SHORT PROBLEM:
Copy each line of the records below without changing anything.

EXERCISE MATERIAL:
——————————

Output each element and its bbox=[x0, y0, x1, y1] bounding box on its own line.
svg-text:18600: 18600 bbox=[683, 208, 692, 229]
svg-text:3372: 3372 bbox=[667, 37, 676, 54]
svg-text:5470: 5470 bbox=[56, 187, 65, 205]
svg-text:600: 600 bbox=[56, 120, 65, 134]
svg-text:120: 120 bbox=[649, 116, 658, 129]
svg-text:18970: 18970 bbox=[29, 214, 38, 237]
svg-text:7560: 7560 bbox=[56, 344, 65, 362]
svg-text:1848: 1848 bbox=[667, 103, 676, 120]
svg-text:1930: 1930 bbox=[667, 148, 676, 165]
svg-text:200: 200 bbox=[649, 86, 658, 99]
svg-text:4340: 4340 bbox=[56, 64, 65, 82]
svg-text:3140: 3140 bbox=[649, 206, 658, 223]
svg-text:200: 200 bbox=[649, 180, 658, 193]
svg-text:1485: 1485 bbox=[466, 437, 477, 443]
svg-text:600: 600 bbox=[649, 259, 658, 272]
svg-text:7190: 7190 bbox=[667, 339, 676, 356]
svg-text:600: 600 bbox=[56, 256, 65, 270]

——————————

EXERCISE SOLUTION:
Output each element and its bbox=[x0, y0, x1, y1] bounding box on its own line.
svg-text:18600: 18600 bbox=[683, 208, 692, 229]
svg-text:3372: 3372 bbox=[667, 37, 676, 54]
svg-text:5470: 5470 bbox=[56, 187, 65, 205]
svg-text:600: 600 bbox=[56, 120, 65, 134]
svg-text:120: 120 bbox=[649, 116, 658, 129]
svg-text:18970: 18970 bbox=[29, 214, 38, 237]
svg-text:7560: 7560 bbox=[56, 344, 65, 362]
svg-text:1848: 1848 bbox=[667, 103, 676, 120]
svg-text:1930: 1930 bbox=[667, 148, 676, 165]
svg-text:200: 200 bbox=[649, 86, 658, 99]
svg-text:4340: 4340 bbox=[56, 64, 65, 82]
svg-text:3140: 3140 bbox=[649, 206, 658, 223]
svg-text:200: 200 bbox=[649, 180, 658, 193]
svg-text:1485: 1485 bbox=[466, 437, 477, 443]
svg-text:600: 600 bbox=[649, 259, 658, 272]
svg-text:7190: 7190 bbox=[667, 339, 676, 356]
svg-text:600: 600 bbox=[56, 256, 65, 270]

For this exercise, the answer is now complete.